Task prompt: In the entries below, find every line with "Lagavulin" and copy it.

Extracted data entries

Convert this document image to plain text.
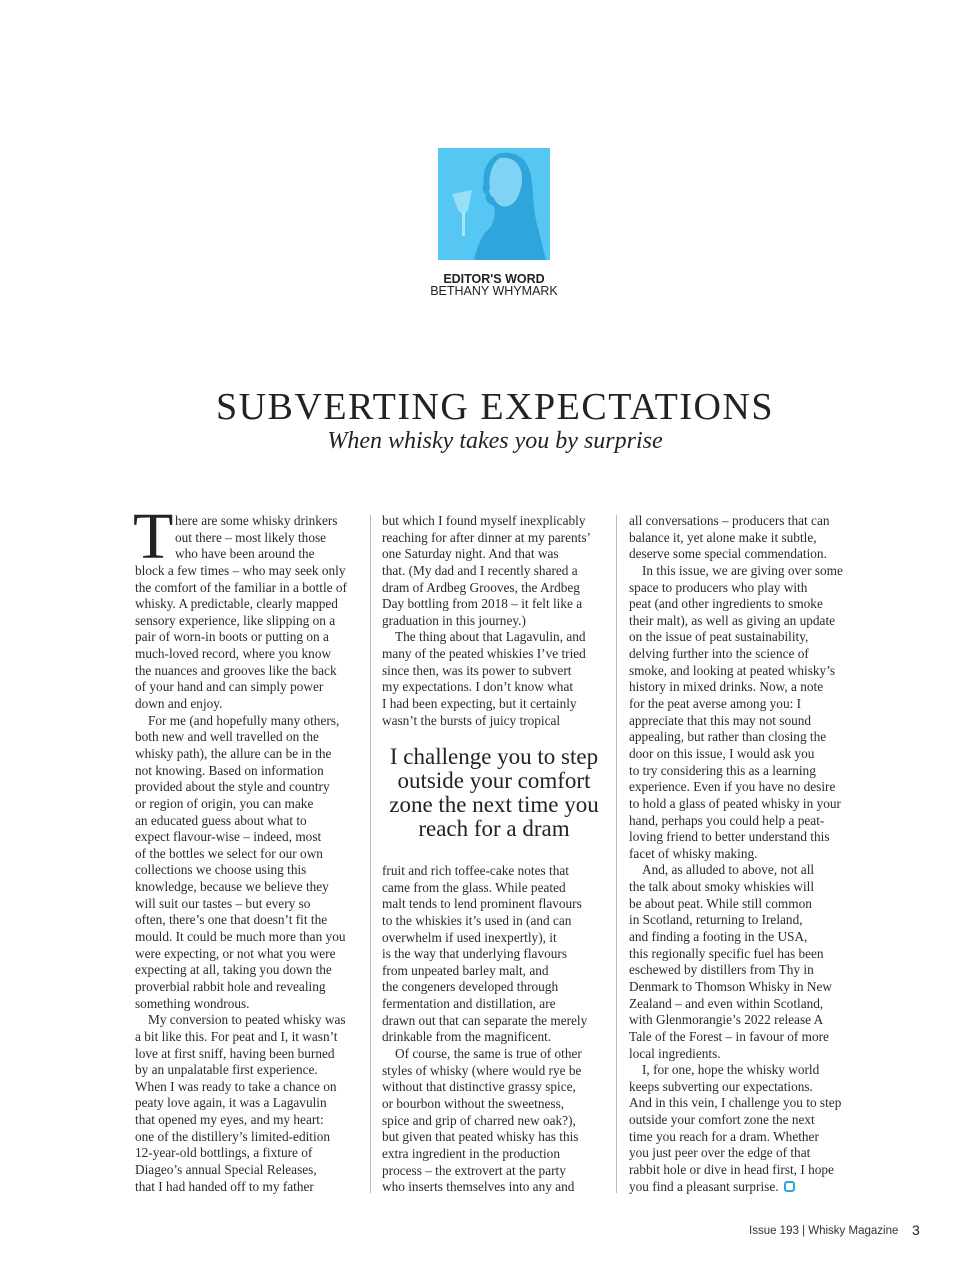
EDITOR'S WORD
BETHANY WHYMARK
SUBVERTING EXPECTATIONS
When whisky takes you by surprise
T here are some whisky drinkers
out there – most likely those
who have been around the
block a few times – who may seek only
the comfort of the familiar in a bottle of
whisky. A predictable, clearly mapped
sensory experience, like slipping on a
pair of worn-in boots or putting on a
much-loved record, where you know
the nuances and grooves like the back
of your hand and can simply power
down and enjoy.
For me (and hopefully many others,
both new and well travelled on the
whisky path), the allure can be in the
not knowing. Based on information
provided about the style and country
or region of origin, you can make
an educated guess about what to
expect flavour-wise – indeed, most
of the bottles we select for our own
collections we choose using this
knowledge, because we believe they
will suit our tastes – but every so
often, there’s one that doesn’t fit the
mould. It could be much more than you
were expecting, or not what you were
expecting at all, taking you down the
proverbial rabbit hole and revealing
something wondrous.
My conversion to peated whisky was
a bit like this. For peat and I, it wasn’t
love at first sniff, having been burned
by an unpalatable first experience.
When I was ready to take a chance on
peaty love again, it was a Lagavulin
that opened my eyes, and my heart:
one of the distillery’s limited-edition
12-year-old bottlings, a fixture of
Diageo’s annual Special Releases,
that I had handed off to my father
but which I found myself inexplicably
reaching for after dinner at my parents’
one Saturday night. And that was
that. (My dad and I recently shared a
dram of Ardbeg Grooves, the Ardbeg
Day bottling from 2018 – it felt like a
graduation in this journey.)
The thing about that Lagavulin, and
many of the peated whiskies I’ve tried
since then, was its power to subvert
my expectations. I don’t know what
I had been expecting, but it certainly
wasn’t the bursts of juicy tropical
I challenge you to step outside your comfort zone the next time you reach for a dram
fruit and rich toffee-cake notes that
came from the glass. While peated
malt tends to lend prominent flavours
to the whiskies it’s used in (and can
overwhelm if used inexpertly), it
is the way that underlying flavours
from unpeated barley malt, and
the congeners developed through
fermentation and distillation, are
drawn out that can separate the merely
drinkable from the magnificent.
Of course, the same is true of other
styles of whisky (where would rye be
without that distinctive grassy spice,
or bourbon without the sweetness,
spice and grip of charred new oak?),
but given that peated whisky has this
extra ingredient in the production
process – the extrovert at the party
who inserts themselves into any and
all conversations – producers that can
balance it, yet alone make it subtle,
deserve some special commendation.
In this issue, we are giving over some
space to producers who play with
peat (and other ingredients to smoke
their malt), as well as giving an update
on the issue of peat sustainability,
delving further into the science of
smoke, and looking at peated whisky’s
history in mixed drinks. Now, a note
for the peat averse among you: I
appreciate that this may not sound
appealing, but rather than closing the
door on this issue, I would ask you
to try considering this as a learning
experience. Even if you have no desire
to hold a glass of peated whisky in your
hand, perhaps you could help a peat-
loving friend to better understand this
facet of whisky making.
And, as alluded to above, not all
the talk about smoky whiskies will
be about peat. While still common
in Scotland, returning to Ireland,
and finding a footing in the USA,
this regionally specific fuel has been
eschewed by distillers from Thy in
Denmark to Thomson Whisky in New
Zealand – and even within Scotland,
with Glenmorangie’s 2022 release A
Tale of the Forest – in favour of more
local ingredients.
I, for one, hope the whisky world
keeps subverting our expectations.
And in this vein, I challenge you to step
outside your comfort zone the next
time you reach for a dram. Whether
you just peer over the edge of that
rabbit hole or dive in head first, I hope
you find a pleasant surprise.
Issue 193 | Whisky Magazine 3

Result:
peaty love again, it was a Lagavulin
The thing about that Lagavulin, and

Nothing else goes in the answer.